> _What is needed_:
In the entries below, identify every line with the string "CoVariants" and copy it.

(Entries with figure data)
+ + + + + + +

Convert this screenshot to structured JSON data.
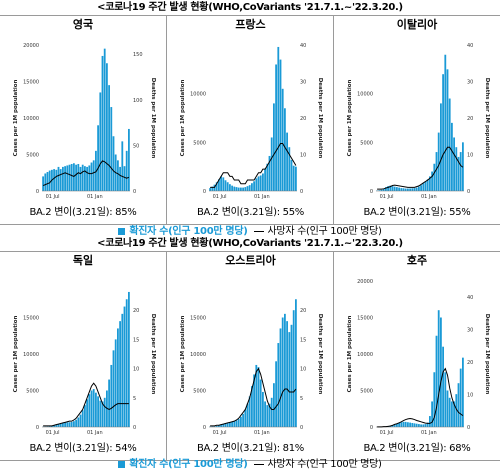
{
  "captions": [
    "<코로나19 주간 발생 현황(WHO,CoVariants '21.7.1.~'22.3.20.)",
    "<코로나19 주간 발생 현황(WHO,CoVariants '21.7.1.~'22.3.20.)"
  ],
  "legend": {
    "bar_label": "확진자 수(인구 100만 명당)",
    "line_label": "사망자 수(인구 100만 명당)"
  },
  "colors": {
    "bars": "#1a9ad6",
    "line": "#000000"
  },
  "chart_data": [
    {
      "type": "bar",
      "country": "영국",
      "stat": "BA.2 변이(3.21일): 85%",
      "ylabel": "Cases per 1M population",
      "y2label": "Deaths per 1M population",
      "xticks": [
        "01 Jul",
        "01 Jan"
      ],
      "ylim": [
        0,
        20000
      ],
      "yticks": [
        0,
        5000,
        10000,
        15000,
        20000
      ],
      "y2lim": [
        0,
        160
      ],
      "y2ticks": [
        0,
        50,
        100,
        150
      ],
      "bars": [
        2000,
        2400,
        2600,
        2800,
        2900,
        3000,
        2900,
        3300,
        3000,
        3300,
        3400,
        3500,
        3600,
        3700,
        3800,
        3600,
        3700,
        3300,
        3600,
        3400,
        3300,
        3500,
        3900,
        4200,
        5500,
        9000,
        13500,
        18500,
        19500,
        17500,
        14500,
        11500,
        7500,
        5000,
        4200,
        3300,
        6800,
        3400,
        5500,
        8500
      ],
      "line": [
        6,
        7,
        8,
        9,
        12,
        14,
        16,
        17,
        18,
        19,
        20,
        19,
        18,
        17,
        16,
        18,
        20,
        19,
        21,
        22,
        20,
        19,
        19,
        20,
        21,
        25,
        30,
        33,
        32,
        30,
        28,
        25,
        22,
        20,
        19,
        17,
        16,
        15,
        14,
        15
      ]
    },
    {
      "type": "bar",
      "country": "프랑스",
      "stat": "BA.2 변이(3.21일): 55%",
      "ylabel": "Cases per 1M population",
      "y2label": "Deaths per 1M population",
      "xticks": [
        "01 Jul",
        "01 Jan"
      ],
      "ylim": [
        0,
        15000
      ],
      "yticks": [
        0,
        5000,
        10000
      ],
      "y2lim": [
        0,
        40
      ],
      "y2ticks": [
        0,
        10,
        20,
        30,
        40
      ],
      "bars": [
        300,
        450,
        650,
        900,
        1200,
        1500,
        1400,
        1100,
        900,
        700,
        550,
        450,
        400,
        350,
        350,
        350,
        400,
        500,
        600,
        800,
        1000,
        1300,
        1500,
        1600,
        1800,
        2300,
        2800,
        3600,
        5500,
        9000,
        13000,
        14800,
        13500,
        10500,
        8500,
        6000,
        4500,
        3200,
        2600,
        2500
      ],
      "line": [
        1,
        1,
        1,
        2,
        3,
        4,
        5,
        5,
        5,
        4,
        4,
        3,
        3,
        3,
        2,
        2,
        2,
        3,
        3,
        3,
        3,
        4,
        5,
        5,
        6,
        6,
        7,
        8,
        9,
        10,
        11,
        12,
        13,
        13,
        12,
        11,
        10,
        9,
        8,
        7
      ]
    },
    {
      "type": "bar",
      "country": "이탈리아",
      "stat": "BA.2 변이(3.21일): 55%",
      "ylabel": "Cases per 1M population",
      "y2label": "Deaths per 1M population",
      "xticks": [
        "01 Jul",
        "01 Jan"
      ],
      "ylim": [
        0,
        15000
      ],
      "yticks": [
        0,
        5000,
        10000
      ],
      "y2lim": [
        0,
        40
      ],
      "y2ticks": [
        0,
        10,
        20,
        30,
        40
      ],
      "bars": [
        50,
        80,
        120,
        250,
        400,
        500,
        550,
        500,
        450,
        400,
        350,
        300,
        280,
        250,
        250,
        260,
        280,
        300,
        350,
        450,
        600,
        800,
        1000,
        1200,
        1500,
        2000,
        2800,
        4000,
        6000,
        9000,
        12000,
        14000,
        12500,
        9500,
        7000,
        5500,
        4500,
        3500,
        4000,
        5000
      ],
      "line": [
        0.5,
        0.5,
        0.5,
        0.6,
        0.8,
        1,
        1.2,
        1.5,
        1.6,
        1.5,
        1.4,
        1.3,
        1.2,
        1.1,
        1,
        1,
        1,
        1,
        1.2,
        1.4,
        1.8,
        2.2,
        2.6,
        3,
        3.5,
        4,
        5,
        6,
        7,
        8.5,
        10,
        11,
        12,
        12,
        11,
        10,
        9,
        8,
        7,
        6.5
      ]
    },
    {
      "type": "bar",
      "country": "독일",
      "stat": "BA.2 변이(3.21일): 54%",
      "ylabel": "Cases per 1M population",
      "y2label": "Deaths per 1M population",
      "xticks": [
        "01 Jul",
        "01 Jan"
      ],
      "ylim": [
        0,
        20000
      ],
      "yticks": [
        0,
        5000,
        10000,
        15000
      ],
      "y2lim": [
        0,
        25
      ],
      "y2ticks": [
        0,
        5,
        10,
        15,
        20
      ],
      "bars": [
        30,
        40,
        60,
        100,
        150,
        250,
        350,
        450,
        500,
        550,
        600,
        650,
        650,
        700,
        800,
        1000,
        1300,
        1700,
        2300,
        3000,
        3800,
        4500,
        5000,
        5200,
        4700,
        4200,
        3600,
        3500,
        4000,
        5000,
        6500,
        8500,
        10500,
        12000,
        13500,
        14500,
        15500,
        16500,
        17500,
        18500
      ],
      "line": [
        0.2,
        0.2,
        0.2,
        0.2,
        0.2,
        0.3,
        0.4,
        0.5,
        0.6,
        0.7,
        0.8,
        0.9,
        1,
        1,
        1.2,
        1.5,
        2,
        2.5,
        3,
        4,
        5,
        6,
        7,
        7.5,
        7,
        6,
        5,
        4,
        3.5,
        3.2,
        3,
        3.2,
        3.5,
        3.8,
        4,
        4,
        4,
        4,
        4,
        4
      ]
    },
    {
      "type": "bar",
      "country": "오스트리아",
      "stat": "BA.2 변이(3.21일): 81%",
      "ylabel": "Cases per 1M population",
      "y2label": "Deaths per 1M population",
      "xticks": [
        "01 Jul",
        "01 Jan"
      ],
      "ylim": [
        0,
        20000
      ],
      "yticks": [
        0,
        5000,
        10000,
        15000
      ],
      "y2lim": [
        0,
        25
      ],
      "y2ticks": [
        0,
        5,
        10,
        15,
        20
      ],
      "bars": [
        50,
        60,
        80,
        150,
        250,
        350,
        450,
        550,
        600,
        650,
        700,
        800,
        900,
        1100,
        1400,
        1800,
        2400,
        3200,
        4200,
        5600,
        7200,
        8500,
        8200,
        6500,
        4800,
        3500,
        3000,
        3200,
        4000,
        6000,
        9000,
        11500,
        13500,
        15000,
        15500,
        14500,
        13000,
        14000,
        16000,
        17500
      ],
      "line": [
        0.2,
        0.2,
        0.2,
        0.3,
        0.3,
        0.4,
        0.5,
        0.6,
        0.7,
        0.8,
        0.9,
        1,
        1.2,
        1.5,
        2,
        2.5,
        3,
        4,
        5,
        6.5,
        8,
        9.5,
        10,
        9,
        7.5,
        6,
        4.5,
        3.5,
        3,
        3,
        3.5,
        4,
        5,
        6,
        6.5,
        6.5,
        6,
        6,
        6,
        6.5
      ]
    },
    {
      "type": "bar",
      "country": "호주",
      "stat": "BA.2 변이(3.21일): 68%",
      "ylabel": "Cases per 1M population",
      "y2label": "Deaths per 1M population",
      "xticks": [
        "01 Jul",
        "01 Jan"
      ],
      "ylim": [
        0,
        20000
      ],
      "yticks": [
        0,
        5000,
        10000,
        15000,
        20000
      ],
      "y2lim": [
        0,
        45
      ],
      "y2ticks": [
        0,
        10,
        20,
        30,
        40
      ],
      "bars": [
        5,
        5,
        10,
        20,
        40,
        80,
        150,
        250,
        350,
        450,
        550,
        650,
        700,
        700,
        650,
        600,
        550,
        500,
        450,
        400,
        350,
        350,
        400,
        600,
        1500,
        3500,
        7500,
        12500,
        16000,
        15000,
        11000,
        7500,
        5000,
        4000,
        3500,
        3500,
        4500,
        6000,
        8000,
        9500
      ],
      "line": [
        0.05,
        0.05,
        0.05,
        0.1,
        0.1,
        0.2,
        0.3,
        0.5,
        0.8,
        1,
        1.3,
        1.6,
        2,
        2.3,
        2.5,
        2.6,
        2.5,
        2.3,
        2,
        1.8,
        1.6,
        1.4,
        1.2,
        1.1,
        1.1,
        1.5,
        3,
        6,
        10,
        14,
        17,
        18,
        16,
        12,
        9,
        7,
        5.5,
        4.5,
        4,
        3.5
      ]
    }
  ]
}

+ + + + + + +

> _Answer to the problem_:
    "<코로나19 주간 발생 현황(WHO,CoVariants '21.7.1.~'22.3.20.)",
    "<코로나19 주간 발생 현황(WHO,CoVariants '21.7.1.~'22.3.20.)"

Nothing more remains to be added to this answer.